▶ _Task requirements_
Check each line for the string "text". Give only the count of lines that have it.

▶ _Task input_

★ ★ ★ ★ ★

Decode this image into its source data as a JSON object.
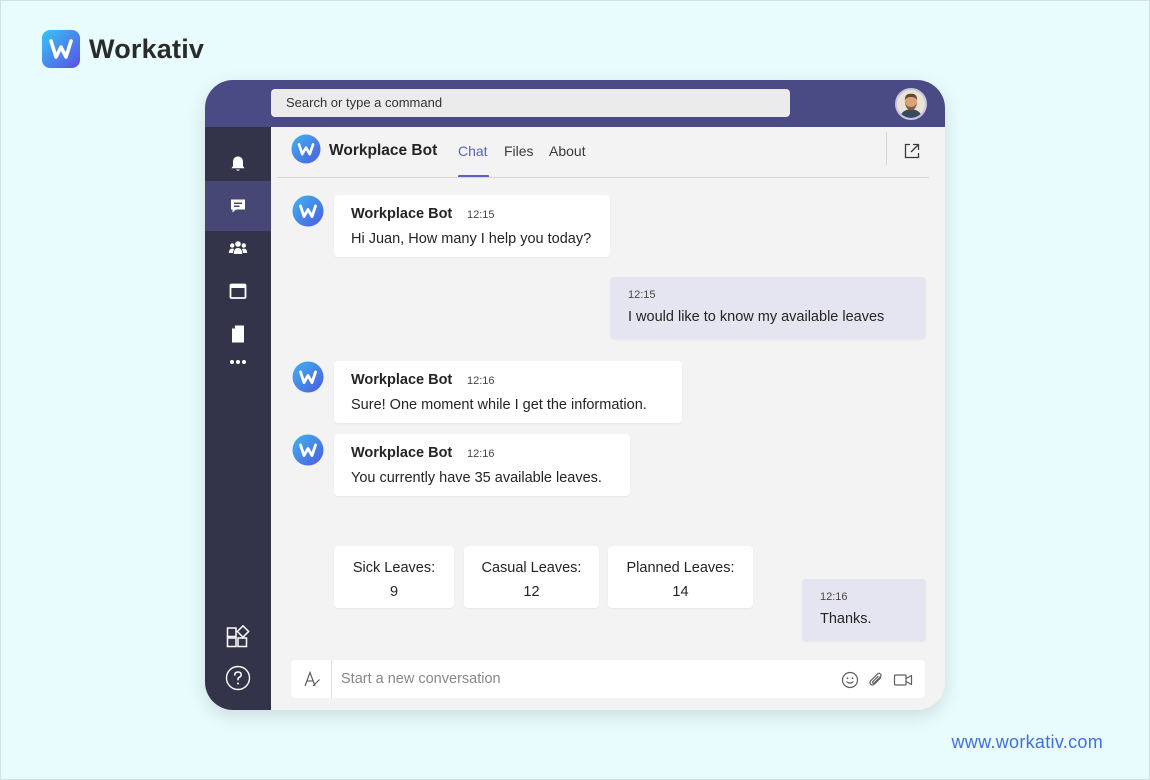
{
  "brand": {
    "name": "Workativ",
    "website": "www.workativ.com",
    "accent": "#3f6fe0"
  },
  "topbar": {
    "search_placeholder": "Search or type a command",
    "color": "#4a4a85"
  },
  "siderail": {
    "items": [
      {
        "icon": "bell-icon",
        "label": "Activity"
      },
      {
        "icon": "chat-icon",
        "label": "Chat",
        "active": true
      },
      {
        "icon": "teams-icon",
        "label": "Teams"
      },
      {
        "icon": "calendar-icon",
        "label": "Calendar"
      },
      {
        "icon": "files-icon",
        "label": "Files"
      },
      {
        "icon": "more-icon",
        "label": "More"
      },
      {
        "icon": "apps-icon",
        "label": "Apps"
      },
      {
        "icon": "help-icon",
        "label": "Help"
      }
    ]
  },
  "chat_header": {
    "title": "Workplace Bot",
    "tabs": [
      {
        "label": "Chat",
        "active": true
      },
      {
        "label": "Files"
      },
      {
        "label": "About"
      }
    ]
  },
  "messages": [
    {
      "from": "bot",
      "name": "Workplace Bot",
      "time": "12:15",
      "text": "Hi Juan, How many I help you today?"
    },
    {
      "from": "me",
      "time": "12:15",
      "text": "I would like to know my available leaves"
    },
    {
      "from": "bot",
      "name": "Workplace Bot",
      "time": "12:16",
      "text": "Sure! One moment while I get the information."
    },
    {
      "from": "bot",
      "name": "Workplace Bot",
      "time": "12:16",
      "text": "You currently have 35 available leaves."
    },
    {
      "from": "me",
      "time": "12:16",
      "text": "Thanks."
    }
  ],
  "leave_cards": [
    {
      "label": "Sick Leaves:",
      "value": "9"
    },
    {
      "label": "Casual Leaves:",
      "value": "12"
    },
    {
      "label": "Planned Leaves:",
      "value": "14"
    }
  ],
  "compose": {
    "placeholder": "Start a new conversation"
  }
}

★ ★ ★ ★ ★

▶ _Response to the task_
5